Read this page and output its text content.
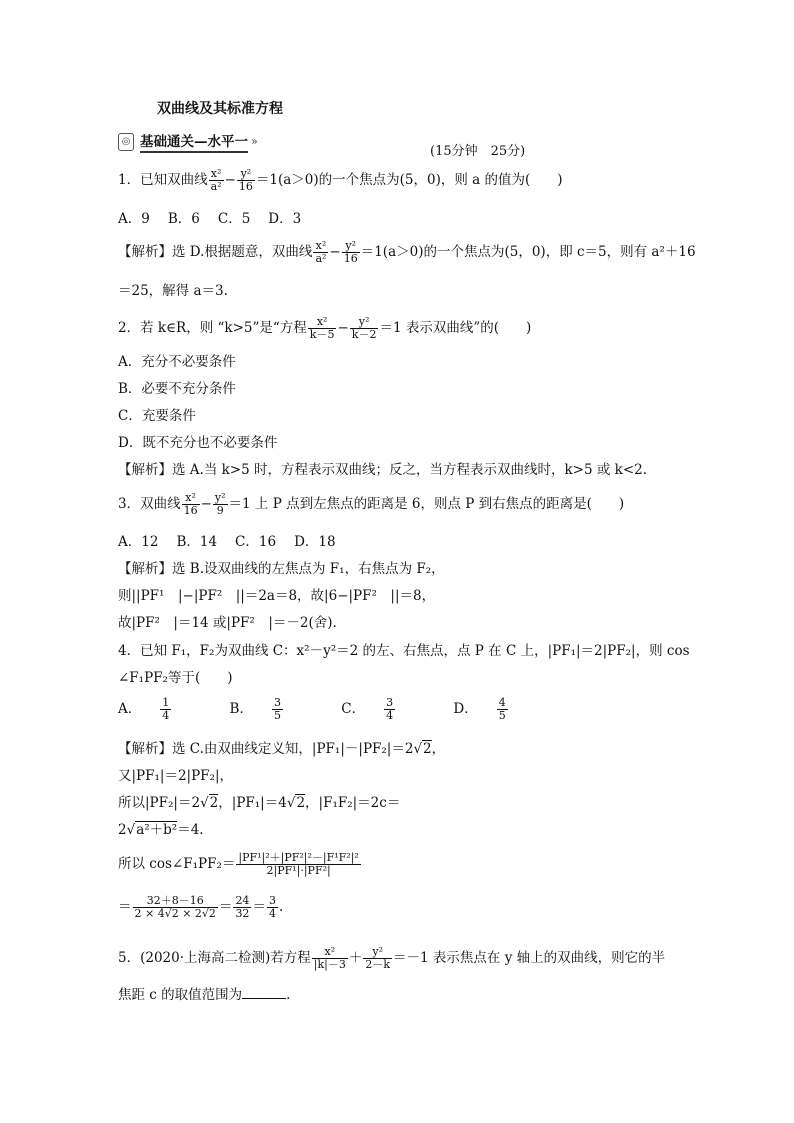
双曲线及其标准方程
◎ 基础通关—水平一 »
(15分钟　25分)
1．已知双曲线 $\frac{\text{x²}}{\text{a²}} - \frac{\text{y²}}{16} =1(a>0)$的一个焦点为(5，0)，则 a 的值为(　　)
A．9 B．6 C．5 D．3
【解析】选 D.根据题意，双曲线 $\frac{\text{x²}}{\text{a²}} - \frac{\text{y²}}{16} =1(a>0)$的一个焦点为(5，0)，即 c＝5，则有 a²＋16
＝25，解得 a＝3.
2．若 k∈R，则 “k>5”是“方程 $\frac{\text{x²}}{k-5} - \frac{\text{y²}}{k-2} =1$ 表示双曲线”的(　　)
A．充分不必要条件
B．必要不充分条件
C．充要条件
D．既不充分也不必要条件
【解析】选 A.当 k>5 时，方程表示双曲线；反之，当方程表示双曲线时，k>5 或 k<2.
3．双曲线 $\frac{\text{x²}}{16} - \frac{\text{y²}}{9} =1$ 上 P 点到左焦点的距离是 6，则点 P 到右焦点的距离是(　　)
A．12 B．14 C．16 D．18
【解析】选 B.设双曲线的左焦点为 F₁，右焦点为 F₂，
则||PF¹　|−|PF²　||＝2a＝8，故|6−|PF²　||＝8，
故|PF²　|＝14 或|PF²　|＝－2(舍).
4．已知 F₁，F₂为双曲线 C：x²－y²＝2 的左、右焦点，点 P 在 C 上，|PF₁|＝2|PF₂|，则 cos
∠F₁PF₂等于(　　)
A． $\frac{1}{4}$	B． $\frac{3}{5}$	C． $\frac{3}{4}$	D． $\frac{4}{5}$
【解析】选 C.由双曲线定义知，|PF₁|－|PF₂|＝2√2，
又|PF₁|＝2|PF₂|，
所以|PF₂|＝2√2，|PF₁|＝4√2，|F₁F₂|＝2c＝
2√a²＋b²＝4.
所以 cos∠F₁PF₂＝ $\frac{\text{|PF¹|²＋|PF²|²－|F¹F²|²}}{\text{2|PF¹|·|PF²|}}$
＝ $\frac{32+8-16}{2 \times 4√2 \times 2√2} = \frac{24}{32} = \frac{3}{4}$ .
5．(2020·上海高二检测)若方程 $\frac{\text{x²}}{|k|-3} + \frac{\text{y²}}{2-k} =-1$ 表示焦点在 y 轴上的双曲线，则它的半
焦距 c 的取值范围为	.
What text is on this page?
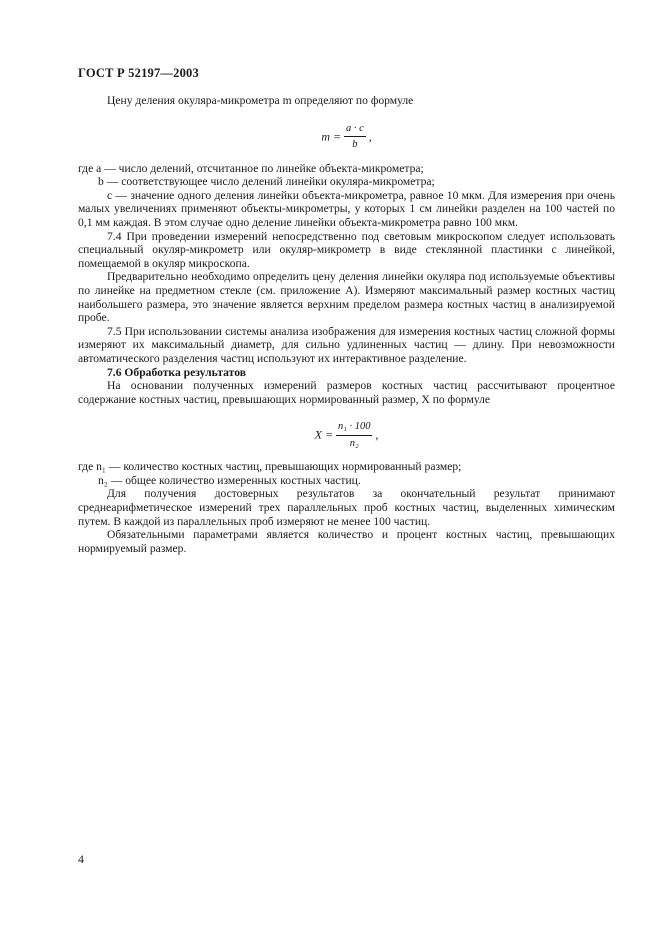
ГОСТ Р 52197—2003

Цену деления окуляра-микрометра m определяют по формуле

$m = \frac{a \cdot c}{b}$ ,

где a — число делений, отсчитанное по линейке объекта-микрометра;

b — соответствующее число делений линейки окуляра-микрометра;

c — значение одного деления линейки объекта-микрометра, равное 10 мкм. Для измерения при очень малых увеличениях применяют объекты-микрометры, у которых 1 см линейки разделен на 100 частей по 0,1 мм каждая. В этом случае одно деление линейки объекта-микрометра равно 100 мкм.

7.4 При проведении измерений непосредственно под световым микроскопом следует использовать специальный окуляр-микрометр или окуляр-микрометр в виде стеклянной пластинки с линейкой, помещаемой в окуляр микроскопа.

Предварительно необходимо определить цену деления линейки окуляра под используемые объективы по линейке на предметном стекле (см. приложение А). Измеряют максимальный размер костных частиц наибольшего размера, это значение является верхним пределом размера костных частиц в анализируемой пробе.

7.5 При использовании системы анализа изображения для измерения костных частиц сложной формы измеряют их максимальный диаметр, для сильно удлиненных частиц — длину. При невозможности автоматического разделения частиц используют их интерактивное разделение.

7.6 Обработка результатов

На основании полученных измерений размеров костных частиц рассчитывают процентное содержание костных частиц, превышающих нормированный размер, X по формуле

$X = \frac{\text{n₁ · 100}}{\text{n₂}}$ ,

где n₁ — количество костных частиц, превышающих нормированный размер;

n₂ — общее количество измеренных костных частиц.

Для получения достоверных результатов за окончательный результат принимают среднеарифметическое измерений трех параллельных проб костных частиц, выделенных химическим путем. В каждой из параллельных проб измеряют не менее 100 частиц.

Обязательными параметрами является количество и процент костных частиц, превышающих нормируемый размер.

4
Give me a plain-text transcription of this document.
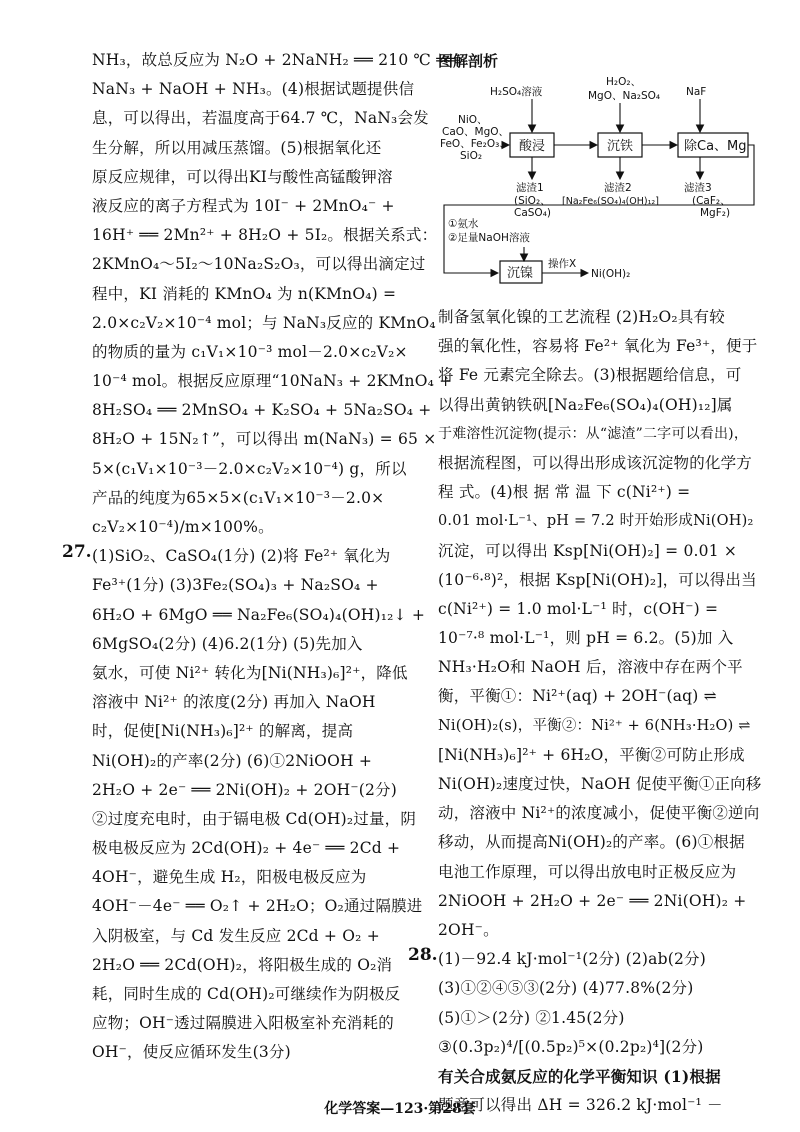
NH₃，故总反应为 N₂O + 2NaNH₂ ══ 210 ℃ ══
NaN₃ + NaOH + NH₃。(4)根据试题提供信
息，可以得出，若温度高于64.7 ℃，NaN₃会发
生分解，所以用减压蒸馏。(5)根据氧化还
原反应规律，可以得出KI与酸性高锰酸钾溶
液反应的离子方程式为 10I⁻ + 2MnO₄⁻ +
16H⁺ ══ 2Mn²⁺ + 8H₂O + 5I₂。根据关系式：
2KMnO₄～5I₂～10Na₂S₂O₃，可以得出滴定过
程中，KI 消耗的 KMnO₄ 为 n(KMnO₄) =
2.0×c₂V₂×10⁻⁴ mol；与 NaN₃反应的 KMnO₄
的物质的量为 c₁V₁×10⁻³ mol－2.0×c₂V₂×
10⁻⁴ mol。根据反应原理“10NaN₃ + 2KMnO₄ +
8H₂SO₄ ══ 2MnSO₄ + K₂SO₄ + 5Na₂SO₄ +
8H₂O + 15N₂↑”，可以得出 m(NaN₃) = 65 ×
5×(c₁V₁×10⁻³－2.0×c₂V₂×10⁻⁴) g，所以
产品的纯度为65×5×(c₁V₁×10⁻³－2.0×
c₂V₂×10⁻⁴)/m×100%。
27. (1)SiO₂、CaSO₄(1分) (2)将 Fe²⁺ 氧化为
Fe³⁺(1分) (3)3Fe₂(SO₄)₃ + Na₂SO₄ +
6H₂O + 6MgO ══ Na₂Fe₆(SO₄)₄(OH)₁₂↓ +
6MgSO₄(2分) (4)6.2(1分) (5)先加入
氨水，可使 Ni²⁺ 转化为[Ni(NH₃)₆]²⁺，降低
溶液中 Ni²⁺ 的浓度(2分) 再加入 NaOH
时，促使[Ni(NH₃)₆]²⁺ 的解离，提高
Ni(OH)₂的产率(2分) (6)①2NiOOH +
2H₂O + 2e⁻ ══ 2Ni(OH)₂ + 2OH⁻(2分)
②过度充电时，由于镉电极 Cd(OH)₂过量，阴
极电极反应为 2Cd(OH)₂ + 4e⁻ ══ 2Cd +
4OH⁻，避免生成 H₂，阳极电极反应为
4OH⁻－4e⁻ ══ O₂↑ + 2H₂O；O₂通过隔膜进
入阴极室，与 Cd 发生反应 2Cd + O₂ +
2H₂O ══ 2Cd(OH)₂，将阳极生成的 O₂消
耗，同时生成的 Cd(OH)₂可继续作为阴极反
应物；OH⁻透过隔膜进入阳极室补充消耗的
OH⁻，使反应循环发生(3分)
图解剖析
H₂SO₄溶液
H₂O₂、
MgO、Na₂SO₄ NaF
NiO、
CaO、MgO、
FeO、Fe₂O₃、
SiO₂
酸浸	沉铁	除Ca、Mg
滤渣1
(SiO₂、
CaSO₄)
滤渣2
[Na₂Fe₆(SO₄)₄(OH)₁₂]
滤渣3
(CaF₂、
MgF₂)
①氨水
②足量NaOH溶液
操作X
Ni(OH)₂
沉镍
制备氢氧化镍的工艺流程 (2)H₂O₂具有较
强的氧化性，容易将 Fe²⁺ 氧化为 Fe³⁺，便于
将 Fe 元素完全除去。(3)根据题给信息，可
以得出黄钠铁矾[Na₂Fe₆(SO₄)₄(OH)₁₂]属
于难溶性沉淀物(提示：从“滤渣”二字可以看出)，
根据流程图，可以得出形成该沉淀物的化学方
程 式。(4)根 据 常 温 下 c(Ni²⁺) =
0.01 mol·L⁻¹、pH = 7.2 时开始形成Ni(OH)₂
沉淀，可以得出 Ksp[Ni(OH)₂] = 0.01 ×
(10⁻⁶·⁸)²，根据 Ksp[Ni(OH)₂]，可以得出当
c(Ni²⁺) = 1.0 mol·L⁻¹ 时，c(OH⁻) =
10⁻⁷·⁸ mol·L⁻¹，则 pH = 6.2。(5)加 入
NH₃·H₂O和 NaOH 后，溶液中存在两个平
衡，平衡①：Ni²⁺(aq) + 2OH⁻(aq) ⇌
Ni(OH)₂(s)，平衡②：Ni²⁺ + 6(NH₃·H₂O) ⇌
[Ni(NH₃)₆]²⁺ + 6H₂O，平衡②可防止形成
Ni(OH)₂速度过快，NaOH 促使平衡①正向移
动，溶液中 Ni²⁺的浓度减小，促使平衡②逆向
移动，从而提高Ni(OH)₂的产率。(6)①根据
电池工作原理，可以得出放电时正极反应为
2NiOOH + 2H₂O + 2e⁻ ══ 2Ni(OH)₂ +
2OH⁻。
28. (1)－92.4 kJ·mol⁻¹(2分) (2)ab(2分)
(3)①②④⑤③(2分) (4)77.8%(2分)
(5)①＞(2分) ②1.45(2分)
③(0.3p₂)⁴/[(0.5p₂)⁵×(0.2p₂)⁴](2分)
有关合成氨反应的化学平衡知识 (1)根据
题意可以得出 ΔH = 326.2 kJ·mol⁻¹ －
化学答案—123·第28套
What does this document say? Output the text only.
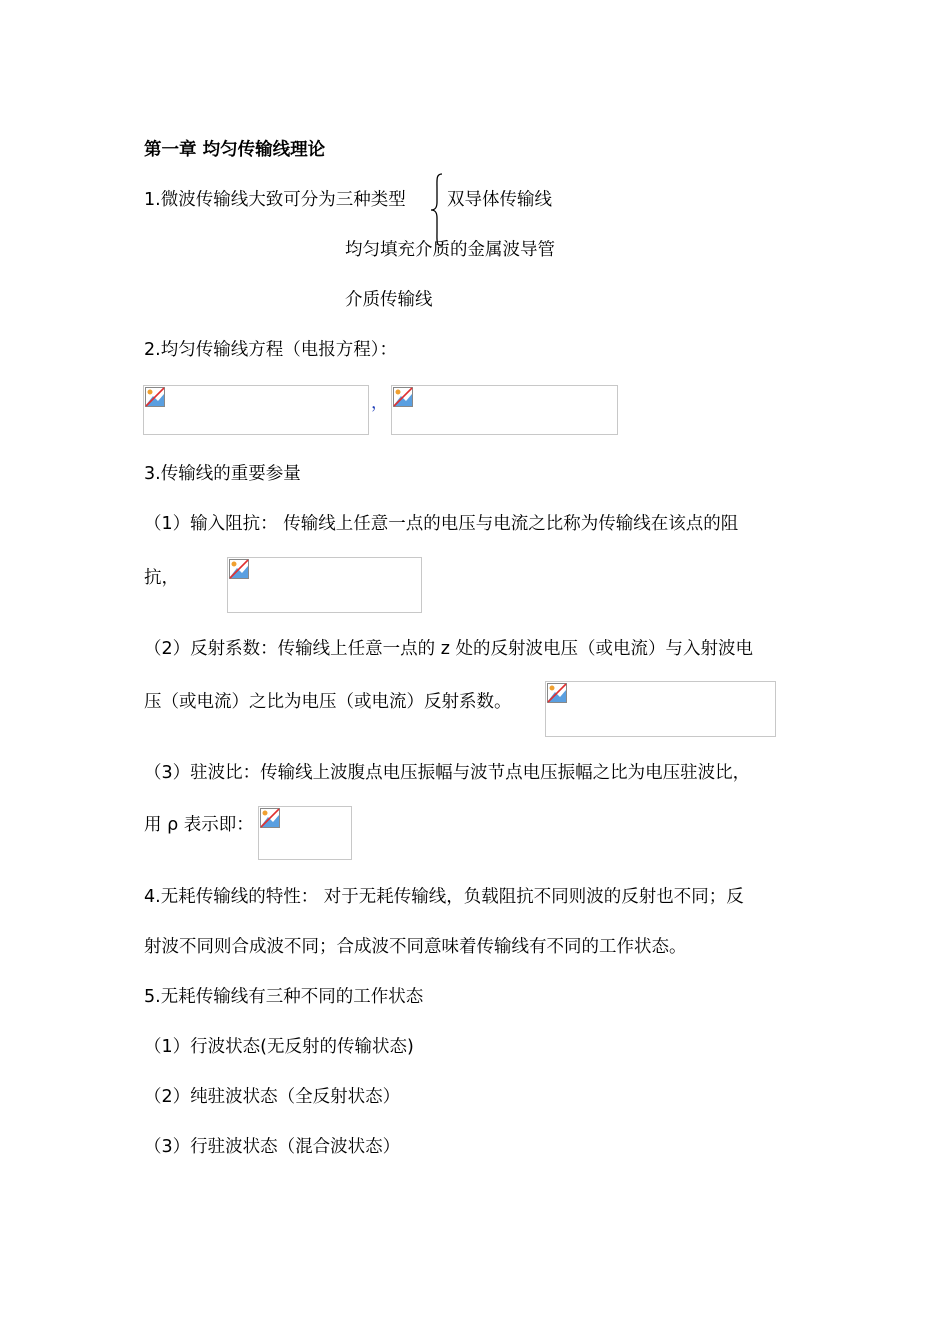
第一章 均匀传输线理论
1.微波传输线大致可分为三种类型 双导体传输线
均匀填充介质的金属波导管
介质传输线
2.均匀传输线方程（电报方程）：
，
3.传输线的重要参量
（1）输入阻抗： 传输线上任意一点的电压与电流之比称为传输线在该点的阻
抗，
（2）反射系数：传输线上任意一点的 z 处的反射波电压（或电流）与入射波电
压（或电流）之比为电压（或电流）反射系数。
（3）驻波比：传输线上波腹点电压振幅与波节点电压振幅之比为电压驻波比，
用 ρ 表示即：
4.无耗传输线的特性： 对于无耗传输线，负载阻抗不同则波的反射也不同；反
射波不同则合成波不同；合成波不同意味着传输线有不同的工作状态。
5.无耗传输线有三种不同的工作状态
（1）行波状态(无反射的传输状态)
（2）纯驻波状态（全反射状态）
（3）行驻波状态（混合波状态）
* * * * *
• _Short problem_
Tally how many lines in the material above hold the word "Na₂Fe₆". Write only that number.

• _Solution to the problem_
3